Brief:
Reproduce the records below exactly as they appear, omitting any pictures they contain.

Dataset:
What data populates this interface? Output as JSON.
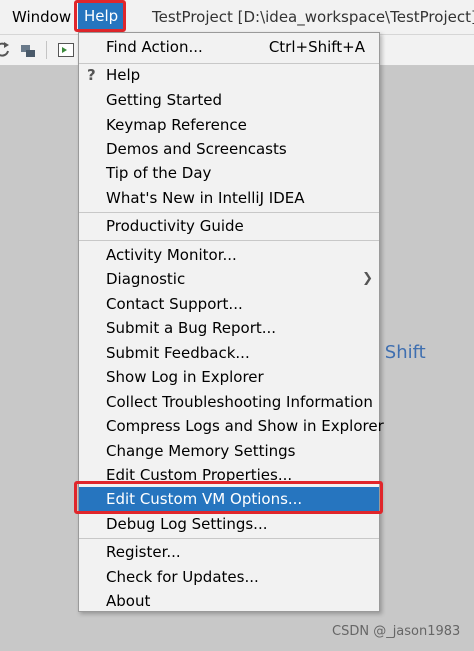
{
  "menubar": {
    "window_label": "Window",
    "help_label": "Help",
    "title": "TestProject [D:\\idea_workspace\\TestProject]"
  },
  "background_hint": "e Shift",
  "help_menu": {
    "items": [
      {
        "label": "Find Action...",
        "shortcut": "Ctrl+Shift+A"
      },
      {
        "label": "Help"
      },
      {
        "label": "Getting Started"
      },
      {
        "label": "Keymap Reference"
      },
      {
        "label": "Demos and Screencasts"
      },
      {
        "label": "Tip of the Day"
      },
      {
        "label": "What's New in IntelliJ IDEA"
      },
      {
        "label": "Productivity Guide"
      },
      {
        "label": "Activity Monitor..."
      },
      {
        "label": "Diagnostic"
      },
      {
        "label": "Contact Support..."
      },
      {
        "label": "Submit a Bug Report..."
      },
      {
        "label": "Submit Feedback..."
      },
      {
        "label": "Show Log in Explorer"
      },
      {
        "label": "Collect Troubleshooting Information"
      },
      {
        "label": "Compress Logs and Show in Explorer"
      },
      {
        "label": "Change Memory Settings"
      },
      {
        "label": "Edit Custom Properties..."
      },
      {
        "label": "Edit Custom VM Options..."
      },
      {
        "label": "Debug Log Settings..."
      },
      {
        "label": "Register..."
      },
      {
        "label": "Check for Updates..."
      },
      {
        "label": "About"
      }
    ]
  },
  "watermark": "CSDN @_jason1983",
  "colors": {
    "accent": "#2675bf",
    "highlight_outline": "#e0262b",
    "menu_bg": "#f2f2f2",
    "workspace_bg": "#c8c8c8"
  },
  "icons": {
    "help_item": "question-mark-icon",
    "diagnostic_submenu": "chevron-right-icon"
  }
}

Task answer:
What data populates this interface? Output as JSON.
{
  "menubar": {
    "window_label": "Window",
    "help_label": "Help",
    "title": "TestProject [D:\\idea_workspace\\TestProject]"
  },
  "background_hint": "e Shift",
  "help_menu": {
    "items": [
      {
        "label": "Find Action...",
        "shortcut": "Ctrl+Shift+A"
      },
      {
        "label": "Help"
      },
      {
        "label": "Getting Started"
      },
      {
        "label": "Keymap Reference"
      },
      {
        "label": "Demos and Screencasts"
      },
      {
        "label": "Tip of the Day"
      },
      {
        "label": "What's New in IntelliJ IDEA"
      },
      {
        "label": "Productivity Guide"
      },
      {
        "label": "Activity Monitor..."
      },
      {
        "label": "Diagnostic"
      },
      {
        "label": "Contact Support..."
      },
      {
        "label": "Submit a Bug Report..."
      },
      {
        "label": "Submit Feedback..."
      },
      {
        "label": "Show Log in Explorer"
      },
      {
        "label": "Collect Troubleshooting Information"
      },
      {
        "label": "Compress Logs and Show in Explorer"
      },
      {
        "label": "Change Memory Settings"
      },
      {
        "label": "Edit Custom Properties..."
      },
      {
        "label": "Edit Custom VM Options..."
      },
      {
        "label": "Debug Log Settings..."
      },
      {
        "label": "Register..."
      },
      {
        "label": "Check for Updates..."
      },
      {
        "label": "About"
      }
    ]
  },
  "watermark": "CSDN @_jason1983",
  "colors": {
    "accent": "#2675bf",
    "highlight_outline": "#e0262b",
    "menu_bg": "#f2f2f2",
    "workspace_bg": "#c8c8c8"
  },
  "icons": {
    "help_item": "question-mark-icon",
    "diagnostic_submenu": "chevron-right-icon"
  }
}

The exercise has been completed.